To do:
Transcribe the material verbatim, from its first line up to and including the line that contains "781, 557, 790]".

─── Data records ───

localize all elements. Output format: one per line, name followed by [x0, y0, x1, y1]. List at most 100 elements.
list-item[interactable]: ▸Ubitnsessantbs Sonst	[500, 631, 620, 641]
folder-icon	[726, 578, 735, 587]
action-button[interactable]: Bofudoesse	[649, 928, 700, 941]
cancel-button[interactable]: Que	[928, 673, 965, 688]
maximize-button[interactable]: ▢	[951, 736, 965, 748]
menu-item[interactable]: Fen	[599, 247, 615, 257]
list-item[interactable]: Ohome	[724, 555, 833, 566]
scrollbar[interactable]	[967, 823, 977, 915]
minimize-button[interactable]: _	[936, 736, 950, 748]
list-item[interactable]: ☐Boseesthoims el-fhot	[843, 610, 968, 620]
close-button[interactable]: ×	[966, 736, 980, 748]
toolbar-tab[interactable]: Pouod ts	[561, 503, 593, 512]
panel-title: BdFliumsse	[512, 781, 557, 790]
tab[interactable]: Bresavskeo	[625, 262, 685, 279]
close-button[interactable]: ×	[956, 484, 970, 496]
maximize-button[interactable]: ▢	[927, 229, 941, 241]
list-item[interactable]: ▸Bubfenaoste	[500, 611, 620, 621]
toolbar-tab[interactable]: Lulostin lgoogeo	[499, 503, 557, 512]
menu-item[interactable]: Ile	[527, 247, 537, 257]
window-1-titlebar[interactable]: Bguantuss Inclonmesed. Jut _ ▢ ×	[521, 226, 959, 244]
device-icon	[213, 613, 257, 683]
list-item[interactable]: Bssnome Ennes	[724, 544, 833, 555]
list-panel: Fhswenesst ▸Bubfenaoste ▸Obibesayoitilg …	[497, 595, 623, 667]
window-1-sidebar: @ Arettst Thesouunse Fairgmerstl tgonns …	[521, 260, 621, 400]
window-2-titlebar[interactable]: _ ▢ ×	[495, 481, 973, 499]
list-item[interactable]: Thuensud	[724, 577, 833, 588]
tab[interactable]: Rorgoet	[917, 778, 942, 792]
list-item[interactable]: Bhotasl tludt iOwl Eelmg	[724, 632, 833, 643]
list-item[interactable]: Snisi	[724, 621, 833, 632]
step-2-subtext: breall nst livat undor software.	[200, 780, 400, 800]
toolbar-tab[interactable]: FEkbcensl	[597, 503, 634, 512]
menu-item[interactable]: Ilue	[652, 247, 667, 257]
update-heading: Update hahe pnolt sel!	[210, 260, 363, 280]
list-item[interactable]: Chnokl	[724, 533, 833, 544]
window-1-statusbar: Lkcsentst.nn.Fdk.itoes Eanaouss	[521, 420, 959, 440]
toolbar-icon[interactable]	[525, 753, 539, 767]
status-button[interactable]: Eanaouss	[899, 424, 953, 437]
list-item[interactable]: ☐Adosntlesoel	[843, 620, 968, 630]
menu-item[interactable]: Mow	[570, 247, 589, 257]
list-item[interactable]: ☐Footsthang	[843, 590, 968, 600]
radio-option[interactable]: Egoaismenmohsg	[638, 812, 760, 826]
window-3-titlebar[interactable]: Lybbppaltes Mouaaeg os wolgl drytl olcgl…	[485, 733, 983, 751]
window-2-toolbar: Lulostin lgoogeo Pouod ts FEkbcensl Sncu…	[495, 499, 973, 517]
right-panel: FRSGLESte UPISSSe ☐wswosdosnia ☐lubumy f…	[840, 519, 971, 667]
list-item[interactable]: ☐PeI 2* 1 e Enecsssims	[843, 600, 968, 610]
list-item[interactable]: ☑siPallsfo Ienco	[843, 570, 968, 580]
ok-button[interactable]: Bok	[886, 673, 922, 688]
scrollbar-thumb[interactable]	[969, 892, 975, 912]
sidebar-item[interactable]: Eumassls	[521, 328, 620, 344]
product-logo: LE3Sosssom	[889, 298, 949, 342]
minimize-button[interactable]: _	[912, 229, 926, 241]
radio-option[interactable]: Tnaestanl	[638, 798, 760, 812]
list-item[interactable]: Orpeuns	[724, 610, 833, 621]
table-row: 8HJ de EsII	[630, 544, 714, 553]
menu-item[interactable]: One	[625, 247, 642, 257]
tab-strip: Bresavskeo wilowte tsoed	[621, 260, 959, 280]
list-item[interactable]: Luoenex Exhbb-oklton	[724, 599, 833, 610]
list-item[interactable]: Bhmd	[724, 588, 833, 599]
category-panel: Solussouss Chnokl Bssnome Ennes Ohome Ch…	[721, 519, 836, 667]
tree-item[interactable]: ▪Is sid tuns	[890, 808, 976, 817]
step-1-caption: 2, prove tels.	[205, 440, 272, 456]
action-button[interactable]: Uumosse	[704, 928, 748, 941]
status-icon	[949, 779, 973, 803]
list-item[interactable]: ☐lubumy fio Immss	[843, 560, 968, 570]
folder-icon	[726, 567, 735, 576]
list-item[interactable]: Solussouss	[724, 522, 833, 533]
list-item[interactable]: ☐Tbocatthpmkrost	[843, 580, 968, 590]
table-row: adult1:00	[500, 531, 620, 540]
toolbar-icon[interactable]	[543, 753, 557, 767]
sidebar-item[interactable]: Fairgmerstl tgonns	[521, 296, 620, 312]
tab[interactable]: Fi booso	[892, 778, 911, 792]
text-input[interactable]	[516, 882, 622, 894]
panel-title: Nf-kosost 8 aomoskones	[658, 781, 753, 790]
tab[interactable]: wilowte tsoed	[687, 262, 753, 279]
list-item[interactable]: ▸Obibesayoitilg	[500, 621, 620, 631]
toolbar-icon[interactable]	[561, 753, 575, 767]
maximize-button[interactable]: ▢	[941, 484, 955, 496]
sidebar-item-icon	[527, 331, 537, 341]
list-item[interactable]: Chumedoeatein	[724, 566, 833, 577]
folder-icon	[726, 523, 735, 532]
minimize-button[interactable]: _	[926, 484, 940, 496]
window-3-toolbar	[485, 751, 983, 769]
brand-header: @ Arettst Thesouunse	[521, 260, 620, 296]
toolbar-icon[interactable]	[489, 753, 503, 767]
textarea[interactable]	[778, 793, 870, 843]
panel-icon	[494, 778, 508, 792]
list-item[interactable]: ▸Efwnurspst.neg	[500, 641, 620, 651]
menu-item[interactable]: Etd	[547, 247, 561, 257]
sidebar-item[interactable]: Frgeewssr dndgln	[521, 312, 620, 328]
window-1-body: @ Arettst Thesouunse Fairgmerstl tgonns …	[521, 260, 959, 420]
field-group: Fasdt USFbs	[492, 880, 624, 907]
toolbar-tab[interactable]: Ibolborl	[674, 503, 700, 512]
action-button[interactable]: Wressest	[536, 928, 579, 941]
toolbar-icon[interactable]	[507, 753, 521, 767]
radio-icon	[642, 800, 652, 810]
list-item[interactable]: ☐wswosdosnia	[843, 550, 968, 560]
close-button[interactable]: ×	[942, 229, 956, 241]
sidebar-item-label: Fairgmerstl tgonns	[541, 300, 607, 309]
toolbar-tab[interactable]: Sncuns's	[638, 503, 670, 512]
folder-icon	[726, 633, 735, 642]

───

Complete response:
localize all elements. Output format: one per line, name followed by [x0, y0, x1, y1]. List at most 100 elements.
list-item[interactable]: ▸Ubitnsessantbs Sonst	[500, 631, 620, 641]
folder-icon	[726, 578, 735, 587]
action-button[interactable]: Bofudoesse	[649, 928, 700, 941]
cancel-button[interactable]: Que	[928, 673, 965, 688]
maximize-button[interactable]: ▢	[951, 736, 965, 748]
menu-item[interactable]: Fen	[599, 247, 615, 257]
list-item[interactable]: Ohome	[724, 555, 833, 566]
scrollbar[interactable]	[967, 823, 977, 915]
minimize-button[interactable]: _	[936, 736, 950, 748]
list-item[interactable]: ☐Boseesthoims el-fhot	[843, 610, 968, 620]
close-button[interactable]: ×	[966, 736, 980, 748]
toolbar-tab[interactable]: Pouod ts	[561, 503, 593, 512]
panel-title: BdFliumsse	[512, 781, 557, 790]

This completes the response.